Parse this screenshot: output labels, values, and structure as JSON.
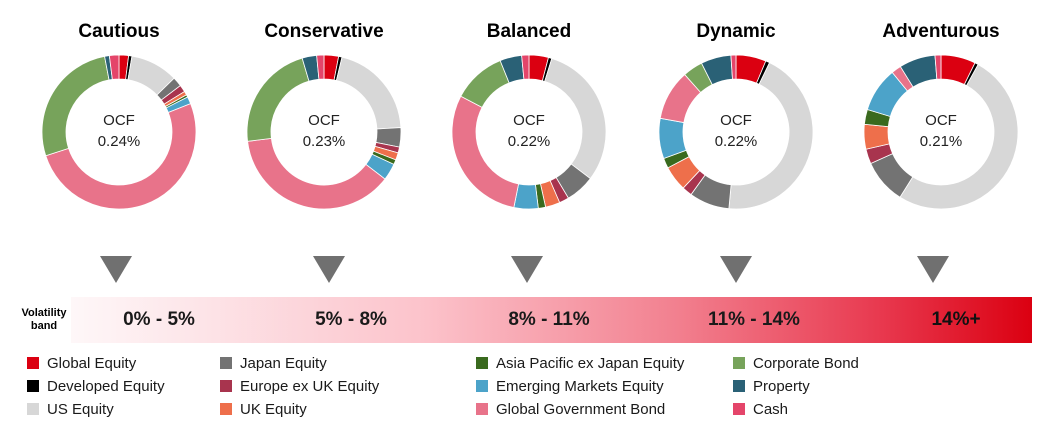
{
  "chart_data": {
    "type": "pie",
    "series_order": [
      "Global Equity",
      "Developed Equity",
      "US Equity",
      "Japan Equity",
      "Europe ex UK Equity",
      "UK Equity",
      "Asia Pacific ex Japan Equity",
      "Emerging Markets Equity",
      "Global Government Bond",
      "Corporate Bond",
      "Property",
      "Cash"
    ],
    "colors": {
      "Global Equity": "#db0011",
      "Developed Equity": "#000000",
      "US Equity": "#d7d7d7",
      "Japan Equity": "#737373",
      "Europe ex UK Equity": "#a8344e",
      "UK Equity": "#ee6f4b",
      "Asia Pacific ex Japan Equity": "#3a6a1e",
      "Emerging Markets Equity": "#4ca3c9",
      "Global Government Bond": "#e8738a",
      "Corporate Bond": "#77a35b",
      "Property": "#2a6176",
      "Cash": "#e4456a"
    },
    "funds": [
      {
        "name": "Cautious",
        "ocf_label": "OCF",
        "ocf": "0.24%",
        "values": [
          2,
          0.7,
          10,
          2,
          1.5,
          0.8,
          0.5,
          1.5,
          51,
          27,
          1,
          2
        ]
      },
      {
        "name": "Conservative",
        "ocf_label": "OCF",
        "ocf": "0.23%",
        "values": [
          3,
          0.7,
          20,
          4,
          1.2,
          1.5,
          1,
          3.5,
          37,
          22,
          3,
          1.5
        ]
      },
      {
        "name": "Balanced",
        "ocf_label": "OCF",
        "ocf": "0.22%",
        "values": [
          4,
          0.7,
          30,
          6,
          2,
          3,
          1.5,
          5,
          29,
          11,
          4.5,
          1.5
        ]
      },
      {
        "name": "Dynamic",
        "ocf_label": "OCF",
        "ocf": "0.22%",
        "values": [
          6,
          0.8,
          42,
          8,
          2,
          5,
          2,
          8,
          10,
          4,
          6,
          1
        ]
      },
      {
        "name": "Adventurous",
        "ocf_label": "OCF",
        "ocf": "0.21%",
        "values": [
          7,
          0.7,
          49,
          9,
          3,
          5,
          3,
          9,
          2,
          0,
          7.3,
          1.2
        ]
      }
    ],
    "volatility_label": "Volatility band",
    "volatility_bands": [
      "0% - 5%",
      "5% - 8%",
      "8% - 11%",
      "11% - 14%",
      "14%+"
    ]
  },
  "legend": [
    [
      "Global Equity",
      "Developed Equity",
      "US Equity"
    ],
    [
      "Japan Equity",
      "Europe ex UK Equity",
      "UK Equity"
    ],
    [
      "Asia Pacific ex Japan Equity",
      "Emerging Markets Equity",
      "Global Government Bond"
    ],
    [
      "Corporate Bond",
      "Property",
      "Cash"
    ]
  ]
}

++++

> _BRIEF_: Copy every record character for character. Skip the pictures.

> _CORRECT ANSWER_:
Parse this screenshot: output labels, values, and structure as JSON.
{
  "chart_data": {
    "type": "pie",
    "series_order": [
      "Global Equity",
      "Developed Equity",
      "US Equity",
      "Japan Equity",
      "Europe ex UK Equity",
      "UK Equity",
      "Asia Pacific ex Japan Equity",
      "Emerging Markets Equity",
      "Global Government Bond",
      "Corporate Bond",
      "Property",
      "Cash"
    ],
    "colors": {
      "Global Equity": "#db0011",
      "Developed Equity": "#000000",
      "US Equity": "#d7d7d7",
      "Japan Equity": "#737373",
      "Europe ex UK Equity": "#a8344e",
      "UK Equity": "#ee6f4b",
      "Asia Pacific ex Japan Equity": "#3a6a1e",
      "Emerging Markets Equity": "#4ca3c9",
      "Global Government Bond": "#e8738a",
      "Corporate Bond": "#77a35b",
      "Property": "#2a6176",
      "Cash": "#e4456a"
    },
    "funds": [
      {
        "name": "Cautious",
        "ocf_label": "OCF",
        "ocf": "0.24%",
        "values": [
          2,
          0.7,
          10,
          2,
          1.5,
          0.8,
          0.5,
          1.5,
          51,
          27,
          1,
          2
        ]
      },
      {
        "name": "Conservative",
        "ocf_label": "OCF",
        "ocf": "0.23%",
        "values": [
          3,
          0.7,
          20,
          4,
          1.2,
          1.5,
          1,
          3.5,
          37,
          22,
          3,
          1.5
        ]
      },
      {
        "name": "Balanced",
        "ocf_label": "OCF",
        "ocf": "0.22%",
        "values": [
          4,
          0.7,
          30,
          6,
          2,
          3,
          1.5,
          5,
          29,
          11,
          4.5,
          1.5
        ]
      },
      {
        "name": "Dynamic",
        "ocf_label": "OCF",
        "ocf": "0.22%",
        "values": [
          6,
          0.8,
          42,
          8,
          2,
          5,
          2,
          8,
          10,
          4,
          6,
          1
        ]
      },
      {
        "name": "Adventurous",
        "ocf_label": "OCF",
        "ocf": "0.21%",
        "values": [
          7,
          0.7,
          49,
          9,
          3,
          5,
          3,
          9,
          2,
          0,
          7.3,
          1.2
        ]
      }
    ],
    "volatility_label": "Volatility band",
    "volatility_bands": [
      "0% - 5%",
      "5% - 8%",
      "8% - 11%",
      "11% - 14%",
      "14%+"
    ]
  },
  "legend": [
    [
      "Global Equity",
      "Developed Equity",
      "US Equity"
    ],
    [
      "Japan Equity",
      "Europe ex UK Equity",
      "UK Equity"
    ],
    [
      "Asia Pacific ex Japan Equity",
      "Emerging Markets Equity",
      "Global Government Bond"
    ],
    [
      "Corporate Bond",
      "Property",
      "Cash"
    ]
  ]
}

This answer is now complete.